Aim of the task:
Search the data for the word "matrices" and copy every line where it occurs.

BEGIN Data for this task

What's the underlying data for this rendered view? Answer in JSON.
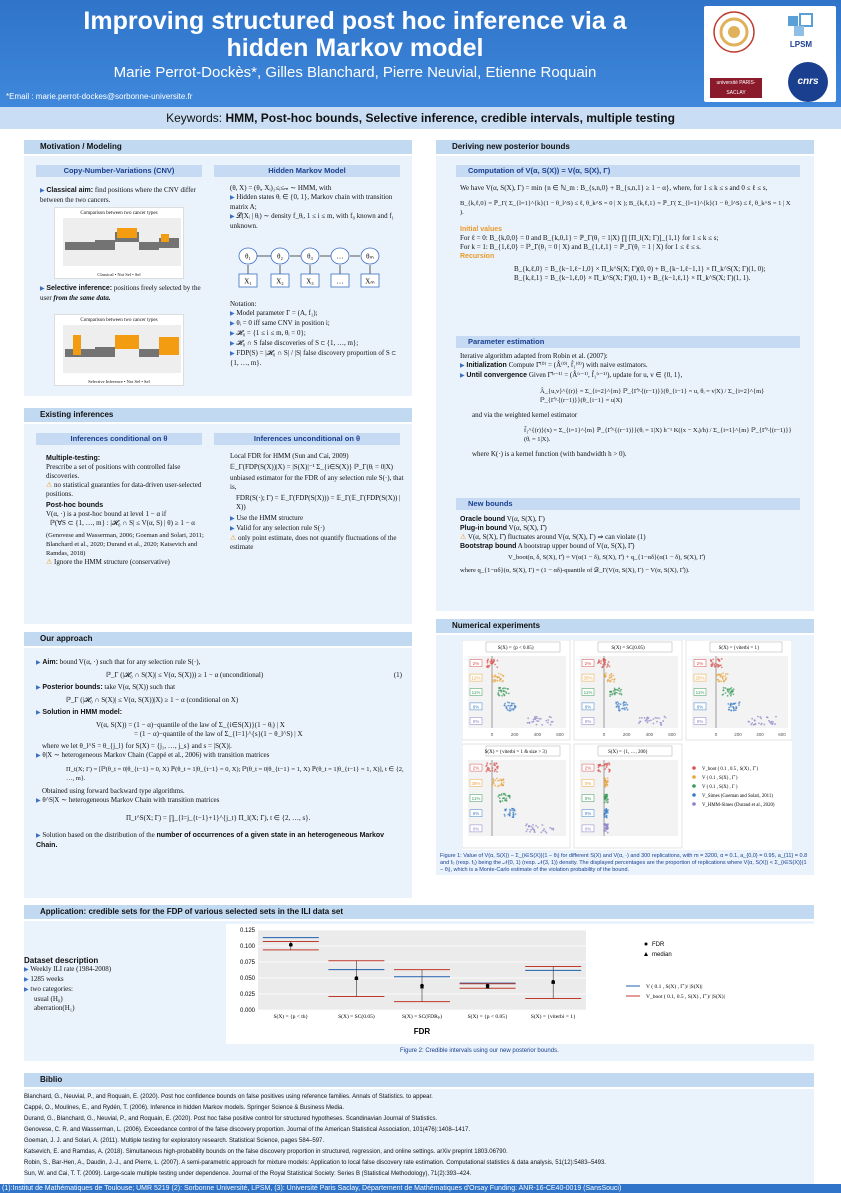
{
  "header": {
    "title": "Improving structured post hoc inference via a\nhidden Markov model",
    "authors": "Marie Perrot-Dockès*, Gilles Blanchard, Pierre Neuvial, Etienne Roquain",
    "email": "*Email : marie.perrot-dockes@sorbonne-universite.fr",
    "logos": [
      "LMO",
      "LPSM",
      "université PARIS-SACLAY",
      "cnrs"
    ]
  },
  "keywords": {
    "label": "Keywords:",
    "text": "HMM, Post-hoc bounds, Selective inference, credible intervals, multiple testing"
  },
  "motivation": {
    "head": "Motivation / Modeling",
    "cnv": {
      "head": "Copy-Number-Variations (CNV)",
      "aim_label": "Classical aim:",
      "aim_text": "find positions where the CNV differ between the two cancers.",
      "fig1_title": "Comparison between two cancer types",
      "fig1_legend": "Classical  •  Not Sel  •  Sel",
      "sel_label": "Selective inference:",
      "sel_text": "positions freely selected by the user",
      "sel_em": "from the same data.",
      "fig2_title": "Comparison between two cancer types",
      "fig2_legend": "Selective Inference  •  Not Sel  •  Sel",
      "xlabel": "Position",
      "ylabel": "Statistic"
    },
    "hmm": {
      "head": "Hidden Markov Model",
      "l1": "(θ, X) = (θᵢ, Xᵢ)₁≤ᵢ≤ₘ ∼ HMM, with",
      "l2": "Hidden states θᵢ ∈ {0, 1}, Markov chain with transition matrix A;",
      "l3": "𝓛(Xᵢ | θᵢ) ∼ density f_θᵢ, 1 ≤ i ≤ m, with f₀ known and f₁ unknown.",
      "nodes_theta": [
        "θ₁",
        "θ₂",
        "θ₃",
        "…",
        "θₘ"
      ],
      "nodes_x": [
        "X₁",
        "X₂",
        "X₃",
        "…",
        "Xₘ"
      ],
      "notation": "Notation:",
      "n1": "Model parameter Γ = (A, f₁);",
      "n2": "θᵢ = 0 iff same CNV in position i;",
      "n3": "𝓗₀ = {1 ≤ i ≤ m, θᵢ = 0};",
      "n4": "𝓗₀ ∩ S false discoveries of S ⊂ {1, …, m};",
      "n5": "FDP(S) = |𝓗₀ ∩ S| / |S| false discovery proportion of S ⊂ {1, …, m}."
    }
  },
  "existing": {
    "head": "Existing inferences",
    "cond": {
      "head": "Inferences conditional on θ",
      "mt": "Multiple-testing:",
      "mt_text": "Prescribe a set of positions with controlled false discoveries.",
      "w1": "no statistical guaranties for data-driven user-selected positions.",
      "ph": "Post-hoc bounds",
      "ph_text": "V(α, ·) is a post-hoc bound at level 1 − α if",
      "ph_eq": "ℙ(∀S ⊂ {1, …, m} : |𝓗₀ ∩ S| ≤ V(α, S) | θ) ≥ 1 − α",
      "refs": "(Genovese and Wasserman, 2006; Goeman and Solari, 2011; Blanchard et al., 2020; Durand et al., 2020; Katsevich and Ramdas, 2018)",
      "w2": "Ignore the HMM structure (conservative)"
    },
    "uncond": {
      "head": "Inferences unconditional on θ",
      "l1": "Local FDR for HMM (Sun and Cai, 2009)",
      "eq1": "𝔼_Γ(FDP(S(X))|X) = |S(X)|⁻¹ Σ_{i∈S(X)} ℙ_Γ(θᵢ = 0|X)",
      "l2": "unbiased estimator for the FDR of any selection rule S(·), that is,",
      "eq2": "FDR(S(·); Γ) = 𝔼_Γ(FDP(S(X))) = 𝔼_Γ(𝔼_Γ(FDP(S(X)) | X))",
      "b1": "Use the HMM structure",
      "b2": "Valid for any selection rule S(·)",
      "w": "only point estimate, does not quantify fluctuations of the estimate"
    }
  },
  "approach": {
    "head": "Our approach",
    "aim": "Aim:",
    "aim_text": "bound V(α, ·) such that for any selection rule S(·),",
    "eq_uncond": "ℙ_Γ (|𝓗₀ ∩ S(X)| ≤ V(α, S(X))) ≥ 1 − α   (unconditional)",
    "eq_num": "(1)",
    "pb": "Posterior bounds:",
    "pb_text": "take V(α, S(X)) such that",
    "eq_cond": "ℙ_Γ (|𝓗₀ ∩ S(X)| ≤ V(α, S(X))|X) ≥ 1 − α   (conditional on X)",
    "sol": "Solution in HMM model:",
    "eq_sol1": "V(α, S(X)) = (1 − α)−quantile of the law of Σ_{i∈S(X)}(1 − θᵢ) | X",
    "eq_sol2": "= (1 − α)−quantile of the law of Σ_{l=1}^{s}(1 − θ_l^S) | X",
    "where": "where we let θ_l^S = θ_{j_l} for S(X) = {j₁, …, j_s} and s = |S(X)|.",
    "b1": "θ|X ∼ heterogeneous Markov Chain (Cappé et al., 2006) with transition matrices",
    "eq_pi": "Π_t(X; Γ) = [ℙ(θ_t = 0|θ_{t−1} = 0, X)  ℙ(θ_t = 1|θ_{t−1} = 0, X); ℙ(θ_t = 0|θ_{t−1} = 1, X)  ℙ(θ_t = 1|θ_{t−1} = 1, X)],  t ∈ {2, …, m}.",
    "fb": "Obtained using forward backward type algorithms.",
    "b2": "θ^S|X ∼ heterogeneous Markov Chain with transition matrices",
    "eq_pis": "Π_t^S(X; Γ) = ∏_{l=j_{t−1}+1}^{j_t} Π_l(X; Γ),  t ∈ {2, …, s}.",
    "b3a": "Solution based on the distribution of the",
    "b3b": "number of occurrences of a given state in an heterogeneous Markov Chain."
  },
  "deriving": {
    "head": "Deriving new posterior bounds",
    "comp": {
      "head": "Computation of V(α, S(X)) = V(α, S(X), Γ)",
      "l1": "We have V(α, S(X), Γ) = min {n ∈ ℕ_m : B_{s,n,0} + B_{s,n,1} ≥ 1 − α}, where, for 1 ≤ k ≤ s and 0 ≤ ℓ ≤ s,",
      "eq1": "B_{k,ℓ,0} = ℙ_Γ( Σ_{l=1}^{k}(1 − θ_l^S) ≤ ℓ, θ_k^S = 0 | X );   B_{k,ℓ,1} = ℙ_Γ( Σ_{l=1}^{k}(1 − θ_l^S) ≤ ℓ, θ_k^S = 1 | X ).",
      "init": "Initial values",
      "i1": "For ℓ = 0: B_{k,0,0} = 0 and B_{k,0,1} = ℙ_Γ(θ₁ = 1|X) ∏ [Π_l(X; Γ)]_{1,1} for 1 ≤ k ≤ s;",
      "i2": "For k = 1: B_{1,ℓ,0} = ℙ_Γ(θ₁ = 0 | X) and B_{1,ℓ,1} = ℙ_Γ(θ₁ = 1 | X) for 1 ≤ ℓ ≤ s.",
      "rec": "Recursion",
      "r1": "B_{k,ℓ,0} = B_{k−1,ℓ−1,0} × Π_k^S(X; Γ)(0, 0) + B_{k−1,ℓ−1,1} × Π_k^S(X; Γ)(1, 0);",
      "r2": "B_{k,ℓ,1} = B_{k−1,ℓ,0} × Π_k^S(X; Γ)(0, 1) + B_{k−1,ℓ,1} × Π_k^S(X; Γ)(1, 1)."
    },
    "param": {
      "head": "Parameter estimation",
      "l1": "Iterative algorithm adapted from Robin et al. (2007):",
      "init": "Initialization",
      "init_text": "Compute Γ̂⁽⁰⁾ = (Â⁽⁰⁾, f̂₁⁽⁰⁾) with naive estimators.",
      "conv": "Until convergence",
      "conv_text": "Given Γ̂⁽ʳ⁻¹⁾ = (Â⁽ʳ⁻¹⁾, f̂₁⁽ʳ⁻¹⁾), update for u, v ∈ {0, 1},",
      "eqA": "Â_{u,v}^{(r)} = Σ_{i=2}^{m} ℙ_{Γ̂^{(r−1)}}(θ_{i−1} = u, θᵢ = v|X) / Σ_{i=2}^{m} ℙ_{Γ̂^{(r−1)}}(θ_{i−1} = u|X)",
      "kern": "and via the weighted kernel estimator",
      "eqF": "f̂₁^{(r)}(x) = Σ_{i=1}^{m} ℙ_{Γ̂^{(r−1)}}(θᵢ = 1|X) h⁻¹ K((x − Xᵢ)/h) / Σ_{i=1}^{m} ℙ_{Γ̂^{(r−1)}}(θᵢ = 1|X).",
      "where": "where K(·) is a kernel function (with bandwidth h > 0)."
    },
    "newb": {
      "head": "New bounds",
      "o": "Oracle bound",
      "o_eq": "V(α, S(X), Γ)",
      "p": "Plug-in bound",
      "p_eq": "V(α, S(X), Γ̂)",
      "w": "V(α, S(X), Γ̂) fluctuates around V(α, S(X), Γ) ⇒ can violate (1)",
      "bs": "Bootstrap bound",
      "bs_text": "A bootstrap upper bound of V(α, S(X), Γ̂)",
      "bs_eq": "V_boot(α, δ, S(X), Γ̂) = V(α(1 − δ), S(X), Γ̂) + q_{1−αδ}(α(1 − δ), S(X), Γ̂)",
      "bs_where": "where q_{1−αδ}(α, S(X), Γ) = (1 − αδ)-quantile of 𝒟_Γ(V(α, S(X), Γ) − V(α, S(X), Γ̂))."
    }
  },
  "numerical": {
    "head": "Numerical experiments",
    "panels": [
      "S(X) = {p < 0.05}",
      "S(X) = SC(0.05)",
      "S(X) = {viterbi = 1}",
      "S(X) = {viterbi = 1 & size > 3}",
      "S(X) = {1, …, 200}"
    ],
    "xticks": [
      "0",
      "200",
      "400",
      "600"
    ],
    "legend": [
      "V_boot ( 0.1 , 0.5 , S(X) , Γ̂ )",
      "V ( 0.1 , S(X) , Γ̂ )",
      "V ( 0.1 , S(X) , Γ )",
      "V_Simes (Goeman and Solari, 2011)",
      "V_HMM-Simes (Durand et al., 2020)"
    ],
    "legend_colors": [
      "#d9534f",
      "#e8a33d",
      "#3a9a5a",
      "#3a7ec8",
      "#8a7fc8"
    ],
    "pct": [
      [
        "2%",
        "12%",
        "11%",
        "6%",
        "0%"
      ],
      [
        "2%",
        "35%",
        "11%",
        "6%",
        "0%"
      ],
      [
        "2%",
        "25%",
        "11%",
        "6%",
        "0%"
      ],
      [
        "2%",
        "38%",
        "11%",
        "6%",
        "0%"
      ],
      [
        "2%",
        "0%",
        "0%",
        "0%",
        "0%"
      ]
    ],
    "caption": "Figure 1: Value of V(α, S(X)) − Σ_{i∈S(X)}(1 − θᵢ) for different S(X) and V(α, ·) and 300 replications, with m = 3200, α = 0.1, a_{0,0} = 0.95, a_{11} = 0.8 and f₀ (resp. f₁) being the 𝒩(0, 1) (resp. 𝒩(3, 1)) density. The displayed percentages are the proportion of replications where V(α, S(X)) < Σ_{i∈S(X)}(1 − θᵢ), which is a Monte-Carlo estimate of the violation probability of the bound."
  },
  "application": {
    "head": "Application: credible sets for the FDP of various selected sets in the ILI data set",
    "ds_head": "Dataset description",
    "ds": [
      "Weekly ILI rate (1984-2008)",
      "1285 weeks",
      "two categories:"
    ],
    "ds_sub": [
      "usual (H₀)",
      "aberration(H₁)"
    ],
    "chart_data": {
      "type": "scatter",
      "categories": [
        "S(X) = {p < th}",
        "S(X) = SC(0.05)",
        "S(X) = SC(FDRₚ)",
        "S(X) = {p < 0.05}",
        "S(X) = {viterbi = 1}"
      ],
      "fdr": [
        0.102,
        0.05,
        0.038,
        0.038,
        0.044
      ],
      "median": [
        0.103,
        0.05,
        0.037,
        0.037,
        0.044
      ],
      "v_plugin_upper": [
        0.113,
        0.063,
        0.052,
        0.042,
        0.062
      ],
      "v_boot_upper": [
        0.107,
        0.077,
        0.063,
        0.041,
        0.068
      ],
      "v_boot_lower": [
        0.094,
        0.021,
        0.013,
        0.034,
        0.018
      ],
      "yticks": [
        "0.000",
        "0.025",
        "0.050",
        "0.075",
        "0.100",
        "0.125"
      ],
      "ylim": [
        0,
        0.125
      ],
      "xlabel": "FDR",
      "legend_points": [
        "FDR",
        "median"
      ],
      "legend_lines": [
        "V ( 0.1 , S(X) , Γ̂ )/ |S(X)|",
        "V_boot ( 0.1, 0.5 , S(X) , Γ̂ )/ |S(X)|"
      ],
      "colors": {
        "plugin": "#1f5fae",
        "boot": "#c0392b"
      }
    },
    "caption": "Figure 2: Credible intervals using our new posterior bounds."
  },
  "biblio": {
    "head": "Biblio",
    "items": [
      "Blanchard, G., Neuvial, P., and Roquain, E. (2020). Post hoc confidence bounds on false positives using reference families. Annals of Statistics. to appear.",
      "Cappé, O., Moulines, E., and Rydén, T. (2006). Inference in hidden Markov models. Springer Science & Business Media.",
      "Durand, G., Blanchard, G., Neuvial, P., and Roquain, E. (2020). Post hoc false positive control for structured hypotheses. Scandinavian Journal of Statistics.",
      "Genovese, C. R. and Wasserman, L. (2006). Exceedance control of the false discovery proportion. Journal of the American Statistical Association, 101(476):1408–1417.",
      "Goeman, J. J. and Solari, A. (2011). Multiple testing for exploratory research. Statistical Science, pages 584–597.",
      "Katsevich, E. and Ramdas, A. (2018). Simultaneous high-probability bounds on the false discovery proportion in structured, regression, and online settings. arXiv preprint 1803.06790.",
      "Robin, S., Bar-Hen, A., Daudin, J.-J., and Pierre, L. (2007). A semi-parametric approach for mixture models: Application to local false discovery rate estimation. Computational statistics & data analysis, 51(12):5483–5493.",
      "Sun, W. and Cai, T. T. (2009). Large-scale multiple testing under dependence. Journal of the Royal Statistical Society: Series B (Statistical Methodology), 71(2):393–424."
    ]
  },
  "footer": "(1):Institut de Mathématiques de Toulouse; UMR 5219 (2): Sorbonne Université, LPSM, (3): Université Paris Saclay, Département de Mathématiques d'Orsay Funding: ANR-16-CE40-0019 (SansSouci)"
}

END Data for this task

The answer:
    "b1": "θ|X ∼ heterogeneous Markov Chain (Cappé et al., 2006) with transition matrices",
    "b2": "θ^S|X ∼ heterogeneous Markov Chain with transition matrices",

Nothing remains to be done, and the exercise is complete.